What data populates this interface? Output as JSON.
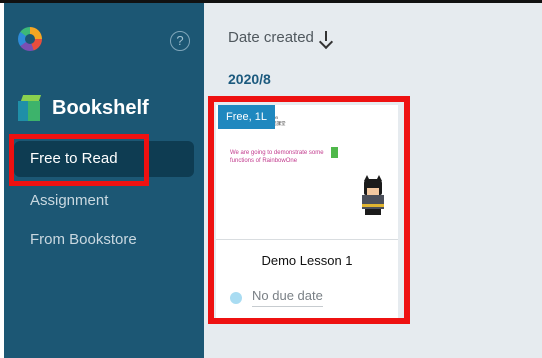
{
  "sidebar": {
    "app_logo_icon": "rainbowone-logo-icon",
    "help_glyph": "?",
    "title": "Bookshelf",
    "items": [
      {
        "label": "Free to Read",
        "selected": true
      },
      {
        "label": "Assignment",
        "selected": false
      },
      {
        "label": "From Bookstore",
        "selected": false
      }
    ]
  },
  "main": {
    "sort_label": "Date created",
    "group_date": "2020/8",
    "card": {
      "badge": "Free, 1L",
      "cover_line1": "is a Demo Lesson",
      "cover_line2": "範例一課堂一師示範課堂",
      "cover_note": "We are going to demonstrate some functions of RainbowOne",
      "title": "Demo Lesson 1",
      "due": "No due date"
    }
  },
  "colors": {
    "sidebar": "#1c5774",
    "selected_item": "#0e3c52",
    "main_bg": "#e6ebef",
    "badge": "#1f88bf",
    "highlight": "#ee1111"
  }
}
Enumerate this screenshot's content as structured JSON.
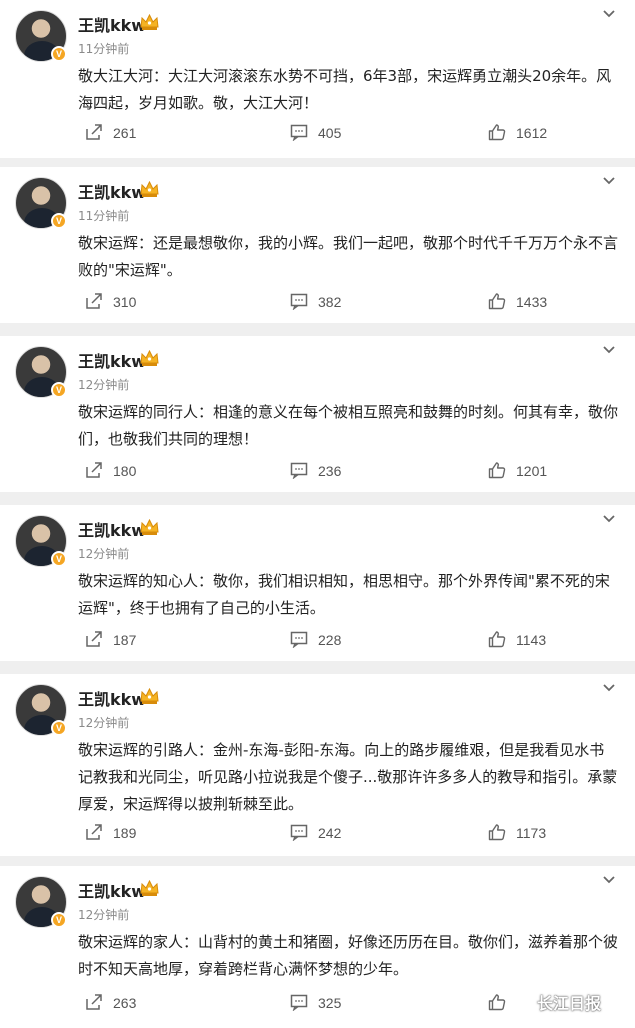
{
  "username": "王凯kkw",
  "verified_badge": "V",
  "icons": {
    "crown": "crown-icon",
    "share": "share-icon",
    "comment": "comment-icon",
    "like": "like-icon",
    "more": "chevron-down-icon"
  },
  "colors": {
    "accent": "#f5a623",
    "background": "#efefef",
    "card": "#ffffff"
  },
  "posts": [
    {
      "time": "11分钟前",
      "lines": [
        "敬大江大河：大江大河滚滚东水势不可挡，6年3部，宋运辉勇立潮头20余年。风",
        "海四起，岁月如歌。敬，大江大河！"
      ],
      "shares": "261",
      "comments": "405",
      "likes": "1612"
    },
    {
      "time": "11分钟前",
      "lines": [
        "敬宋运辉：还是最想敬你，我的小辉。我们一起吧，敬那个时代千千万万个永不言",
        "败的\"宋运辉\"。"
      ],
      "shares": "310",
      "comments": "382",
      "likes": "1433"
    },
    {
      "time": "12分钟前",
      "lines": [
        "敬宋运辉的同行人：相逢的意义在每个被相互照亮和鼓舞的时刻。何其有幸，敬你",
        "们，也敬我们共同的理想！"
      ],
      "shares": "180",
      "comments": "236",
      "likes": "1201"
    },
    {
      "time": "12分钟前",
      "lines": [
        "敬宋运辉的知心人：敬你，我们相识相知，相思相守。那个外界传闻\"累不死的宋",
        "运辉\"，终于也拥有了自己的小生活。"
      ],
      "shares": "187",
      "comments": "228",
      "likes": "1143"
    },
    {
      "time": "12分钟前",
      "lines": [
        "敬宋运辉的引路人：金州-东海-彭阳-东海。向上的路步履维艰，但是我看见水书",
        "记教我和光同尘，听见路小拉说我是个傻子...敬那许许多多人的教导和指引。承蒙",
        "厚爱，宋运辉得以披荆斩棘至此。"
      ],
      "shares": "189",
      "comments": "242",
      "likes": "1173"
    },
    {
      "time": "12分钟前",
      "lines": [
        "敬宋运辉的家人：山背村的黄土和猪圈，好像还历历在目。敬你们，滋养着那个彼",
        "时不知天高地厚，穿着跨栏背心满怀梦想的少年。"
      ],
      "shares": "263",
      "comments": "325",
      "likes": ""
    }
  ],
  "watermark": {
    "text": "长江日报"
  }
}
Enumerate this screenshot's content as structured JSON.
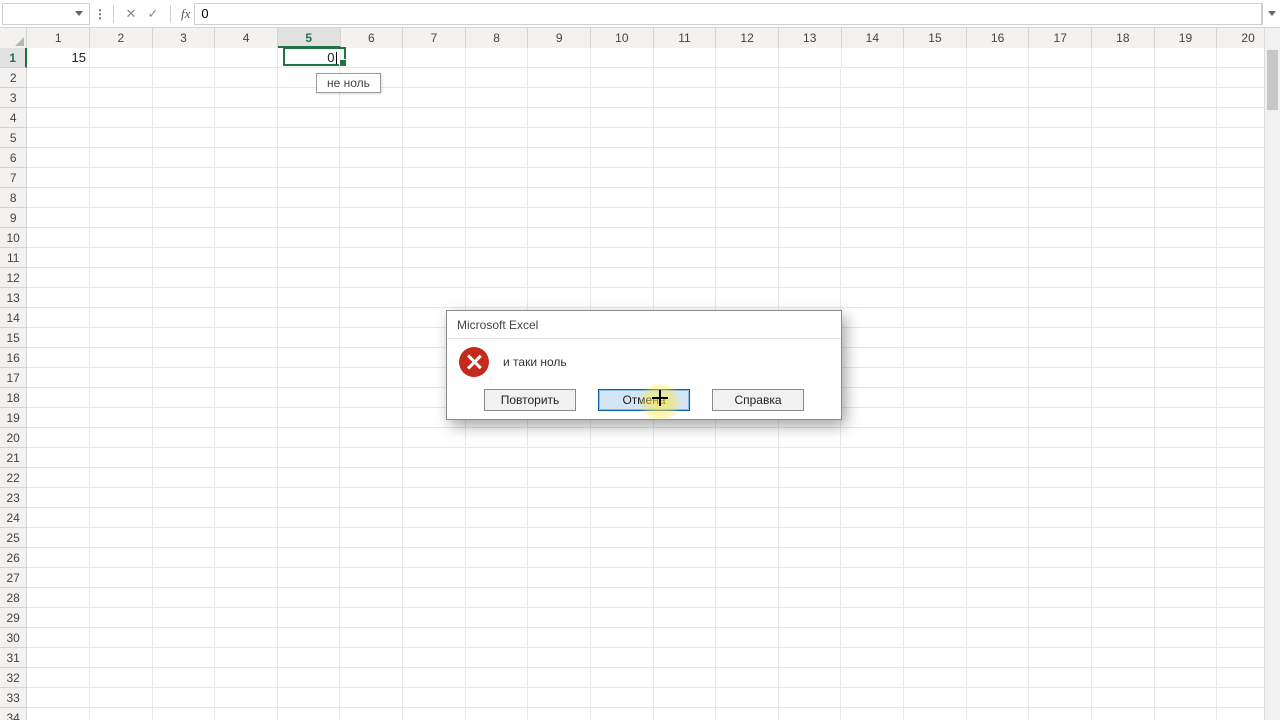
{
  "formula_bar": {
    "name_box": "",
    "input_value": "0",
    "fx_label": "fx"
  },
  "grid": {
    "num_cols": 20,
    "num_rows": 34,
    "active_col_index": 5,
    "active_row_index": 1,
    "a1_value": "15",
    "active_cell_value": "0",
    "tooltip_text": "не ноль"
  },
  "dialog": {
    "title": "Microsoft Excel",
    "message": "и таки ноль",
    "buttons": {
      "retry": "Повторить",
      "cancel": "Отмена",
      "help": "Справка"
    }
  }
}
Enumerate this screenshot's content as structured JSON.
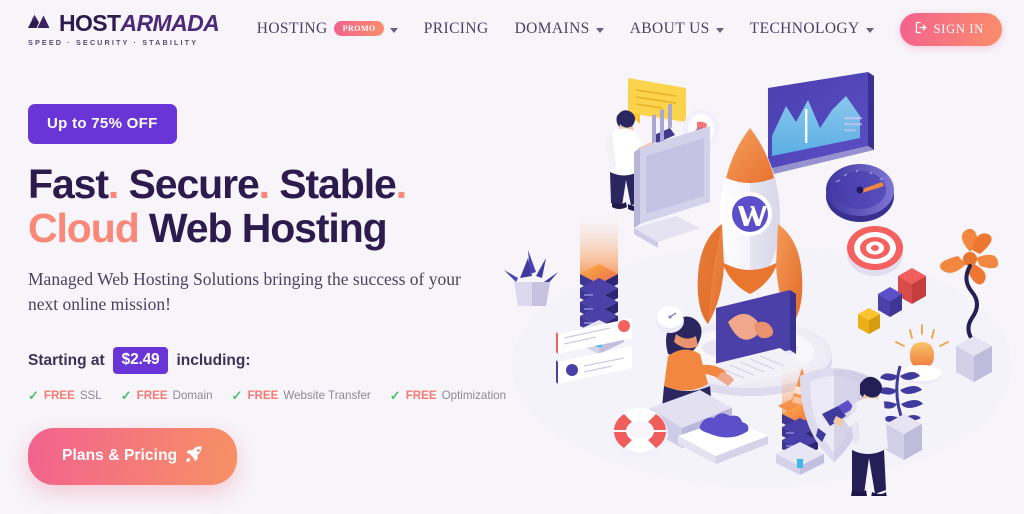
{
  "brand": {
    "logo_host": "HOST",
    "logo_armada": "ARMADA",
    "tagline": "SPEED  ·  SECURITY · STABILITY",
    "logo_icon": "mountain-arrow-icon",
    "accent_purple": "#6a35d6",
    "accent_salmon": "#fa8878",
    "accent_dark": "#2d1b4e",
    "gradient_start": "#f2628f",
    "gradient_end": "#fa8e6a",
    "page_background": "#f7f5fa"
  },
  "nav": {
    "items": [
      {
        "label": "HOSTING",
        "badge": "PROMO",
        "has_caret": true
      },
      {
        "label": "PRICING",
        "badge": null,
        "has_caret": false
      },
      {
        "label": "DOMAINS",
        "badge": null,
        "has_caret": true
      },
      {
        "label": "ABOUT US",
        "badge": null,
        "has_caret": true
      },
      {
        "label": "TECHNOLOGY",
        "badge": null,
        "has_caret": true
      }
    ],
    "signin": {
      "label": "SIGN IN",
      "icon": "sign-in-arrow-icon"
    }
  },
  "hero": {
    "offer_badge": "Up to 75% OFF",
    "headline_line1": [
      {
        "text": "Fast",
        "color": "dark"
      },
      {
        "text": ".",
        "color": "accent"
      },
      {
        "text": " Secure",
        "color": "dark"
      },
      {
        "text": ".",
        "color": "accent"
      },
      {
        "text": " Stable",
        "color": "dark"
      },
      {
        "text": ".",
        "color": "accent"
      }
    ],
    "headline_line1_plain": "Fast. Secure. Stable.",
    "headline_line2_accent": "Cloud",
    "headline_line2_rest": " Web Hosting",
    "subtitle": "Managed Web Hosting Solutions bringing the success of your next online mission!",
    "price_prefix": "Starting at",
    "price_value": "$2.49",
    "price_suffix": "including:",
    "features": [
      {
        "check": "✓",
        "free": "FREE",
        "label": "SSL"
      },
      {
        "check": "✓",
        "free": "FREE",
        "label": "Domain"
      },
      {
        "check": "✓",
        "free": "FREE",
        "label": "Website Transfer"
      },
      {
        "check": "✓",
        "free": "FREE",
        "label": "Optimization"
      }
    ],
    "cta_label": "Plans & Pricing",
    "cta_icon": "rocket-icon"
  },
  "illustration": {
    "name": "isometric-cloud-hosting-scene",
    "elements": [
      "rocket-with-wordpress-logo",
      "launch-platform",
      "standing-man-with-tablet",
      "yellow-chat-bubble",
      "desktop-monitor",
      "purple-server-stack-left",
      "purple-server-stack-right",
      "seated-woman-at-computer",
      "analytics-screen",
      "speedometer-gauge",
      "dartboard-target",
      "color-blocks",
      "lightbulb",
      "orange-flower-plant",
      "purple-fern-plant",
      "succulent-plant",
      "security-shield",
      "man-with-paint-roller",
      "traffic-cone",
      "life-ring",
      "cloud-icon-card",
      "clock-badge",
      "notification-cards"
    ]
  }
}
+===+
- EXERCISE DIRECTIONS:
Reproduce all of the data exactly; the pictures do not belong in the copy.

- FINISHED ANSWER:
What data populates this interface? Output as JSON.
{
  "sidebar": {
    "app_logo_icon": "rainbowone-logo-icon",
    "help_glyph": "?",
    "title": "Bookshelf",
    "items": [
      {
        "label": "Free to Read",
        "selected": true
      },
      {
        "label": "Assignment",
        "selected": false
      },
      {
        "label": "From Bookstore",
        "selected": false
      }
    ]
  },
  "main": {
    "sort_label": "Date created",
    "group_date": "2020/8",
    "card": {
      "badge": "Free, 1L",
      "cover_line1": "is a Demo Lesson",
      "cover_line2": "範例一課堂一師示範課堂",
      "cover_note": "We are going to demonstrate some functions of RainbowOne",
      "title": "Demo Lesson 1",
      "due": "No due date"
    }
  },
  "colors": {
    "sidebar": "#1c5774",
    "selected_item": "#0e3c52",
    "main_bg": "#e6ebef",
    "badge": "#1f88bf",
    "highlight": "#ee1111"
  }
}
Enumerate this screenshot's content as structured JSON.
{
  "username": "王凯kkw",
  "verified_badge": "V",
  "icons": {
    "crown": "crown-icon",
    "share": "share-icon",
    "comment": "comment-icon",
    "like": "like-icon",
    "more": "chevron-down-icon"
  },
  "colors": {
    "accent": "#f5a623",
    "background": "#efefef",
    "card": "#ffffff"
  },
  "posts": [
    {
      "time": "11分钟前",
      "lines": [
        "敬大江大河：大江大河滚滚东水势不可挡，6年3部，宋运辉勇立潮头20余年。风",
        "海四起，岁月如歌。敬，大江大河！"
      ],
      "shares": "261",
      "comments": "405",
      "likes": "1612"
    },
    {
      "time": "11分钟前",
      "lines": [
        "敬宋运辉：还是最想敬你，我的小辉。我们一起吧，敬那个时代千千万万个永不言",
        "败的\"宋运辉\"。"
      ],
      "shares": "310",
      "comments": "382",
      "likes": "1433"
    },
    {
      "time": "12分钟前",
      "lines": [
        "敬宋运辉的同行人：相逢的意义在每个被相互照亮和鼓舞的时刻。何其有幸，敬你",
        "们，也敬我们共同的理想！"
      ],
      "shares": "180",
      "comments": "236",
      "likes": "1201"
    },
    {
      "time": "12分钟前",
      "lines": [
        "敬宋运辉的知心人：敬你，我们相识相知，相思相守。那个外界传闻\"累不死的宋",
        "运辉\"，终于也拥有了自己的小生活。"
      ],
      "shares": "187",
      "comments": "228",
      "likes": "1143"
    },
    {
      "time": "12分钟前",
      "lines": [
        "敬宋运辉的引路人：金州-东海-彭阳-东海。向上的路步履维艰，但是我看见水书",
        "记教我和光同尘，听见路小拉说我是个傻子...敬那许许多多人的教导和指引。承蒙",
        "厚爱，宋运辉得以披荆斩棘至此。"
      ],
      "shares": "189",
      "comments": "242",
      "likes": "1173"
    },
    {
      "time": "12分钟前",
      "lines": [
        "敬宋运辉的家人：山背村的黄土和猪圈，好像还历历在目。敬你们，滋养着那个彼",
        "时不知天高地厚，穿着跨栏背心满怀梦想的少年。"
      ],
      "shares": "263",
      "comments": "325",
      "likes": ""
    }
  ],
  "watermark": {
    "text": "长江日报"
  }
}
Enumerate this screenshot's content as structured JSON.
{
  "formula_bar": {
    "name_box": "",
    "input_value": "0",
    "fx_label": "fx"
  },
  "grid": {
    "num_cols": 20,
    "num_rows": 34,
    "active_col_index": 5,
    "active_row_index": 1,
    "a1_value": "15",
    "active_cell_value": "0",
    "tooltip_text": "не ноль"
  },
  "dialog": {
    "title": "Microsoft Excel",
    "message": "и таки ноль",
    "buttons": {
      "retry": "Повторить",
      "cancel": "Отмена",
      "help": "Справка"
    }
  }
}
Enumerate this screenshot's content as structured JSON.
{
  "brand": {
    "logo_host": "HOST",
    "logo_armada": "ARMADA",
    "tagline": "SPEED  ·  SECURITY · STABILITY",
    "logo_icon": "mountain-arrow-icon",
    "accent_purple": "#6a35d6",
    "accent_salmon": "#fa8878",
    "accent_dark": "#2d1b4e",
    "gradient_start": "#f2628f",
    "gradient_end": "#fa8e6a",
    "page_background": "#f7f5fa"
  },
  "nav": {
    "items": [
      {
        "label": "HOSTING",
        "badge": "PROMO",
        "has_caret": true
      },
      {
        "label": "PRICING",
        "badge": null,
        "has_caret": false
      },
      {
        "label": "DOMAINS",
        "badge": null,
        "has_caret": true
      },
      {
        "label": "ABOUT US",
        "badge": null,
        "has_caret": true
      },
      {
        "label": "TECHNOLOGY",
        "badge": null,
        "has_caret": true
      }
    ],
    "signin": {
      "label": "SIGN IN",
      "icon": "sign-in-arrow-icon"
    }
  },
  "hero": {
    "offer_badge": "Up to 75% OFF",
    "headline_line1": [
      {
        "text": "Fast",
        "color": "dark"
      },
      {
        "text": ".",
        "color": "accent"
      },
      {
        "text": " Secure",
        "color": "dark"
      },
      {
        "text": ".",
        "color": "accent"
      },
      {
        "text": " Stable",
        "color": "dark"
      },
      {
        "text": ".",
        "color": "accent"
      }
    ],
    "headline_line1_plain": "Fast. Secure. Stable.",
    "headline_line2_accent": "Cloud",
    "headline_line2_rest": " Web Hosting",
    "subtitle": "Managed Web Hosting Solutions bringing the success of your next online mission!",
    "price_prefix": "Starting at",
    "price_value": "$2.49",
    "price_suffix": "including:",
    "features": [
      {
        "check": "✓",
        "free": "FREE",
        "label": "SSL"
      },
      {
        "check": "✓",
        "free": "FREE",
        "label": "Domain"
      },
      {
        "check": "✓",
        "free": "FREE",
        "label": "Website Transfer"
      },
      {
        "check": "✓",
        "free": "FREE",
        "label": "Optimization"
      }
    ],
    "cta_label": "Plans & Pricing",
    "cta_icon": "rocket-icon"
  },
  "illustration": {
    "name": "isometric-cloud-hosting-scene",
    "elements": [
      "rocket-with-wordpress-logo",
      "launch-platform",
      "standing-man-with-tablet",
      "yellow-chat-bubble",
      "desktop-monitor",
      "purple-server-stack-left",
      "purple-server-stack-right",
      "seated-woman-at-computer",
      "analytics-screen",
      "speedometer-gauge",
      "dartboard-target",
      "color-blocks",
      "lightbulb",
      "orange-flower-plant",
      "purple-fern-plant",
      "succulent-plant",
      "security-shield",
      "man-with-paint-roller",
      "traffic-cone",
      "life-ring",
      "cloud-icon-card",
      "clock-badge",
      "notification-cards"
    ]
  }
}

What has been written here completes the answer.